> Problem details: Omit images. Retype all entries verbatim.

######

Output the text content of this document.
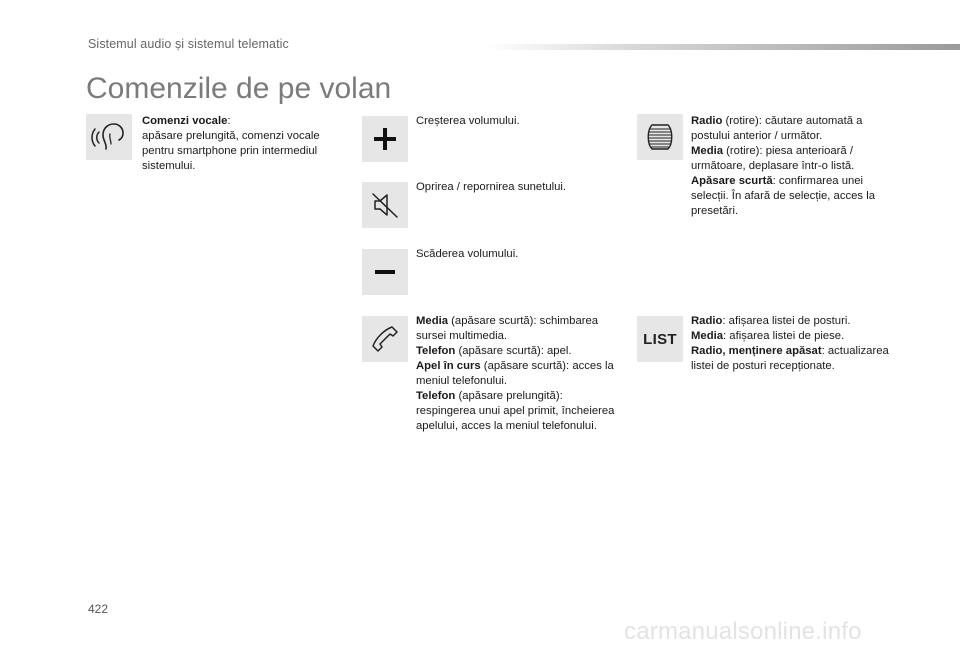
Sistemul audio și sistemul telematic
Comenzile de pe volan

Comenzi vocale:

apăsare prelungită, comenzi vocale pentru smartphone prin intermediul sistemului.

Creșterea volumului.

Oprirea / repornirea sunetului.

Scăderea volumului.

Media (apăsare scurtă): schimbarea sursei multimedia.

Telefon (apăsare scurtă): apel.

Apel în curs (apăsare scurtă): acces la meniul telefonului.

Telefon (apăsare prelungită): respingerea unui apel primit, încheierea apelului, acces la meniul telefonului.

Radio (rotire): căutare automată a postului anterior / următor.

Media (rotire): piesa anterioară / următoare, deplasare într-o listă.

Apăsare scurtă: confirmarea unei selecții. În afară de selecție, acces la presetări.

LIST

Radio: afișarea listei de posturi.

Media: afișarea listei de piese.

Radio, menținere apăsat: actualizarea listei de posturi recepționate.

422
carmanualsonline.info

######

> Correct result:
Output the text content of this document.
Sistemul audio și sistemul telematic
Comenzile de pe volan

Comenzi vocale:

apăsare prelungită, comenzi vocale pentru smartphone prin intermediul sistemului.

Creșterea volumului.

Oprirea / repornirea sunetului.

Scăderea volumului.

Media (apăsare scurtă): schimbarea sursei multimedia.

Telefon (apăsare scurtă): apel.

Apel în curs (apăsare scurtă): acces la meniul telefonului.

Telefon (apăsare prelungită): respingerea unui apel primit, încheierea apelului, acces la meniul telefonului.

Radio (rotire): căutare automată a postului anterior / următor.

Media (rotire): piesa anterioară / următoare, deplasare într-o listă.

Apăsare scurtă: confirmarea unei selecții. În afară de selecție, acces la presetări.

LIST

Radio: afișarea listei de posturi.

Media: afișarea listei de piese.

Radio, menținere apăsat: actualizarea listei de posturi recepționate.

422
carmanualsonline.info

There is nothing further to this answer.